Restate every line of the material, word for word.

**INPUT**.
□ □ □

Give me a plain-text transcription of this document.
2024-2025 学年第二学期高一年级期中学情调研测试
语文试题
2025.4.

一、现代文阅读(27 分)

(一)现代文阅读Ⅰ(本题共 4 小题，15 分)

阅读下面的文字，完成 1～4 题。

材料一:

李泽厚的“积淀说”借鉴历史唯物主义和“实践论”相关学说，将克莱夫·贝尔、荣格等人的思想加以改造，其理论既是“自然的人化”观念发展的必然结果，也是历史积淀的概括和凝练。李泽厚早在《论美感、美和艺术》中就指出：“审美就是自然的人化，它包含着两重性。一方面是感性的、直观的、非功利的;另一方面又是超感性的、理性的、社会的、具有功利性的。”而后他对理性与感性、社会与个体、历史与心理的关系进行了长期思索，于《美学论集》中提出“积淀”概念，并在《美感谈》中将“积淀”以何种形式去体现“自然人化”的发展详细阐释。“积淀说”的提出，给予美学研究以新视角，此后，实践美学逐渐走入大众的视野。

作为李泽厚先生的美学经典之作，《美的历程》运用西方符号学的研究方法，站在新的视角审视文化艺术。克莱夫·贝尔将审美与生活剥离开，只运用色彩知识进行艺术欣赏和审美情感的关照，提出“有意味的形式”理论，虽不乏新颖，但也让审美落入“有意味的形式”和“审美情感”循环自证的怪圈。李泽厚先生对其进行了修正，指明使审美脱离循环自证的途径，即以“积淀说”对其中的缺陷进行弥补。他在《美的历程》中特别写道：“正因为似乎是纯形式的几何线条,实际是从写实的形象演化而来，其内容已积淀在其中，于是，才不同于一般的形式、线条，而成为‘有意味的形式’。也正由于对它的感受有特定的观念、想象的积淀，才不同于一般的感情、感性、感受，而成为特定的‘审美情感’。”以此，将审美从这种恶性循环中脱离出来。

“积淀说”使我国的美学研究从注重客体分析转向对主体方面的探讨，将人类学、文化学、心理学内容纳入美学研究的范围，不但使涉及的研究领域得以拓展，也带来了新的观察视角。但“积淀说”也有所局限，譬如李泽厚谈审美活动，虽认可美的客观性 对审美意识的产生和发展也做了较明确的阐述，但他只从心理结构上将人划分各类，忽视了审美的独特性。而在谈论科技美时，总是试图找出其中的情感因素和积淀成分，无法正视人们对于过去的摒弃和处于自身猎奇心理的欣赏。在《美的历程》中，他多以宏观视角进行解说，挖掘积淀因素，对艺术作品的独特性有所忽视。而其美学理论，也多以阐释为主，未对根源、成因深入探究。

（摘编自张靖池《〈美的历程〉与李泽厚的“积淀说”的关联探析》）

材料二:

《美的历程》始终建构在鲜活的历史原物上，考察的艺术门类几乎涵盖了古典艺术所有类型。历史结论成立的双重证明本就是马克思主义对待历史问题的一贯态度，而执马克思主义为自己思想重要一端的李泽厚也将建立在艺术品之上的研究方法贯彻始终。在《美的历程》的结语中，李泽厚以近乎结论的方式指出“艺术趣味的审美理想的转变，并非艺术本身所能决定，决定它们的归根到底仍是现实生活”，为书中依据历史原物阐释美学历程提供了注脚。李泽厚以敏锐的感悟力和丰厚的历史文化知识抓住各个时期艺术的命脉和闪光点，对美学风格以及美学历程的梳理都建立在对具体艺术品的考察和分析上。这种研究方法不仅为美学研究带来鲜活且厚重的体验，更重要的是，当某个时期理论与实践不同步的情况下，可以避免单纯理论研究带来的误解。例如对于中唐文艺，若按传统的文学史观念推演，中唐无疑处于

□ □ □

**COMPLETED TASK**.
Give me a plain-text transcription of this document.
2024-2025 学年第二学期高一年级期中学情调研测试
语文试题
2025.4.

一、现代文阅读(27 分)

(一)现代文阅读Ⅰ(本题共 4 小题，15 分)

阅读下面的文字，完成 1～4 题。

材料一:

李泽厚的“积淀说”借鉴历史唯物主义和“实践论”相关学说，将克莱夫·贝尔、荣格等人的思想加以改造，其理论既是“自然的人化”观念发展的必然结果，也是历史积淀的概括和凝练。李泽厚早在《论美感、美和艺术》中就指出：“审美就是自然的人化，它包含着两重性。一方面是感性的、直观的、非功利的;另一方面又是超感性的、理性的、社会的、具有功利性的。”而后他对理性与感性、社会与个体、历史与心理的关系进行了长期思索，于《美学论集》中提出“积淀”概念，并在《美感谈》中将“积淀”以何种形式去体现“自然人化”的发展详细阐释。“积淀说”的提出，给予美学研究以新视角，此后，实践美学逐渐走入大众的视野。

作为李泽厚先生的美学经典之作，《美的历程》运用西方符号学的研究方法，站在新的视角审视文化艺术。克莱夫·贝尔将审美与生活剥离开，只运用色彩知识进行艺术欣赏和审美情感的关照，提出“有意味的形式”理论，虽不乏新颖，但也让审美落入“有意味的形式”和“审美情感”循环自证的怪圈。李泽厚先生对其进行了修正，指明使审美脱离循环自证的途径，即以“积淀说”对其中的缺陷进行弥补。他在《美的历程》中特别写道：“正因为似乎是纯形式的几何线条,实际是从写实的形象演化而来，其内容已积淀在其中，于是，才不同于一般的形式、线条，而成为‘有意味的形式’。也正由于对它的感受有特定的观念、想象的积淀，才不同于一般的感情、感性、感受，而成为特定的‘审美情感’。”以此，将审美从这种恶性循环中脱离出来。

“积淀说”使我国的美学研究从注重客体分析转向对主体方面的探讨，将人类学、文化学、心理学内容纳入美学研究的范围，不但使涉及的研究领域得以拓展，也带来了新的观察视角。但“积淀说”也有所局限，譬如李泽厚谈审美活动，虽认可美的客观性 对审美意识的产生和发展也做了较明确的阐述，但他只从心理结构上将人划分各类，忽视了审美的独特性。而在谈论科技美时，总是试图找出其中的情感因素和积淀成分，无法正视人们对于过去的摒弃和处于自身猎奇心理的欣赏。在《美的历程》中，他多以宏观视角进行解说，挖掘积淀因素，对艺术作品的独特性有所忽视。而其美学理论，也多以阐释为主，未对根源、成因深入探究。

（摘编自张靖池《〈美的历程〉与李泽厚的“积淀说”的关联探析》）

材料二:

《美的历程》始终建构在鲜活的历史原物上，考察的艺术门类几乎涵盖了古典艺术所有类型。历史结论成立的双重证明本就是马克思主义对待历史问题的一贯态度，而执马克思主义为自己思想重要一端的李泽厚也将建立在艺术品之上的研究方法贯彻始终。在《美的历程》的结语中，李泽厚以近乎结论的方式指出“艺术趣味的审美理想的转变，并非艺术本身所能决定，决定它们的归根到底仍是现实生活”，为书中依据历史原物阐释美学历程提供了注脚。李泽厚以敏锐的感悟力和丰厚的历史文化知识抓住各个时期艺术的命脉和闪光点，对美学风格以及美学历程的梳理都建立在对具体艺术品的考察和分析上。这种研究方法不仅为美学研究带来鲜活且厚重的体验，更重要的是，当某个时期理论与实践不同步的情况下，可以避免单纯理论研究带来的误解。例如对于中唐文艺，若按传统的文学史观念推演，中唐无疑处于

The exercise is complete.